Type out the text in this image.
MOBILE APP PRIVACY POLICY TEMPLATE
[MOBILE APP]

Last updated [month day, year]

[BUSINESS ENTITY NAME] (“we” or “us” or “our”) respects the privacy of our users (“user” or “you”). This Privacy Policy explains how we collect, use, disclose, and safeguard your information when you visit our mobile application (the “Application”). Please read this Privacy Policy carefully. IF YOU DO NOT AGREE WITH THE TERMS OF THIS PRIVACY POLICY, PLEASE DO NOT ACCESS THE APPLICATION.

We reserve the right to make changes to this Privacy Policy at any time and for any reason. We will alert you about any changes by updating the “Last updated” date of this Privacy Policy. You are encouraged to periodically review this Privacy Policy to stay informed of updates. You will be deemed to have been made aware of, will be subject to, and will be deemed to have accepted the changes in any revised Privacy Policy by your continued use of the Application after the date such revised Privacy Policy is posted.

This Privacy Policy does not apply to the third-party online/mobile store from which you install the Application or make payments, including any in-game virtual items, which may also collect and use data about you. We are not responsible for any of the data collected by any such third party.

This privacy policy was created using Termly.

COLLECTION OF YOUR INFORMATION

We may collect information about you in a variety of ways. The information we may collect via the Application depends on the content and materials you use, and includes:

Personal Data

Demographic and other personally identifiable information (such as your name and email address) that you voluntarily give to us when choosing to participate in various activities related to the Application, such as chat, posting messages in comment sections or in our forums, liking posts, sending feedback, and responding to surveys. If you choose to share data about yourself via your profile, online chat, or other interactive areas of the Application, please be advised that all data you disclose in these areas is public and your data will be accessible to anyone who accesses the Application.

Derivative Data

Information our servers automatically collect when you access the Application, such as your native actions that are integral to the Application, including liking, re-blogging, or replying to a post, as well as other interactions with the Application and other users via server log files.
...
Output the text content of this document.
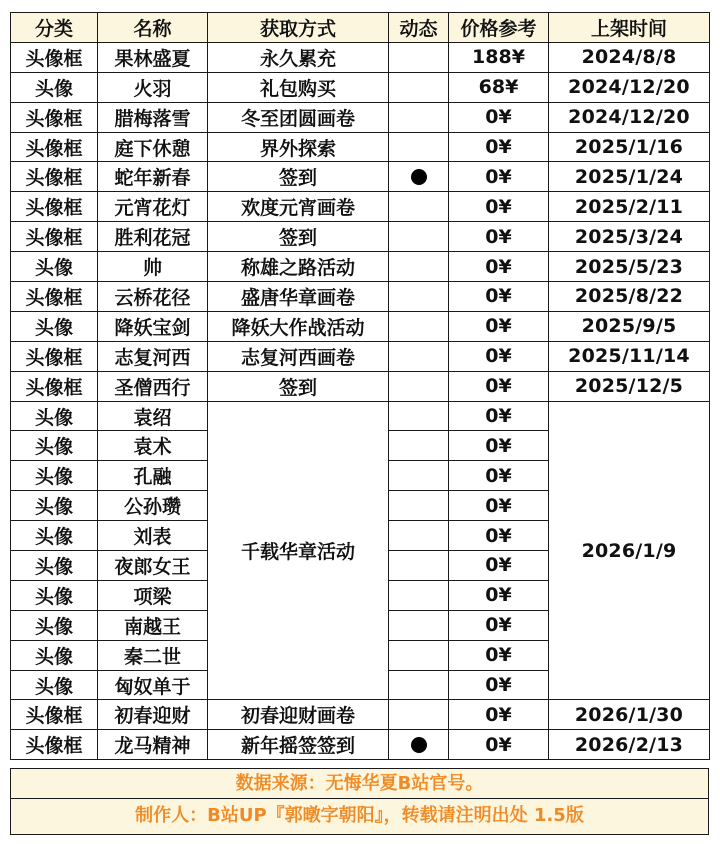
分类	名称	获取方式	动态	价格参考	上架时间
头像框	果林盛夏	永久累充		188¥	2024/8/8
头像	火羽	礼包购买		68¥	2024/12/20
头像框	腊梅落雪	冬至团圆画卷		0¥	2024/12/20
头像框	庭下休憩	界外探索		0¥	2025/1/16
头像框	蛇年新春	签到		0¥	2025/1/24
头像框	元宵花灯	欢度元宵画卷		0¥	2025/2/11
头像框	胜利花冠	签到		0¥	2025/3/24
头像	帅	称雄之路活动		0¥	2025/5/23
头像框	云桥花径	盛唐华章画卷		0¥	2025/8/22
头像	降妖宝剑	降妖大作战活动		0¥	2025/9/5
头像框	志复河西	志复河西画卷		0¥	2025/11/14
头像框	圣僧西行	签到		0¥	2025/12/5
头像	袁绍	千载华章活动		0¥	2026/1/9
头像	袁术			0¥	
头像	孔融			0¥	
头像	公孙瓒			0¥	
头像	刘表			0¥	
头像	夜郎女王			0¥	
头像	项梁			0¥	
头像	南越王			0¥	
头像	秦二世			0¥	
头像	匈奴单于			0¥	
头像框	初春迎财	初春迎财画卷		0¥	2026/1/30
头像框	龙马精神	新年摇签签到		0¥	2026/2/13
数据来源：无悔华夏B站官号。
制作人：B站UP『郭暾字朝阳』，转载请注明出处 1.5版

- [What you should do]
In the records above, how many lines contain the word "other"? Give the number alone.

- [Correct result]
2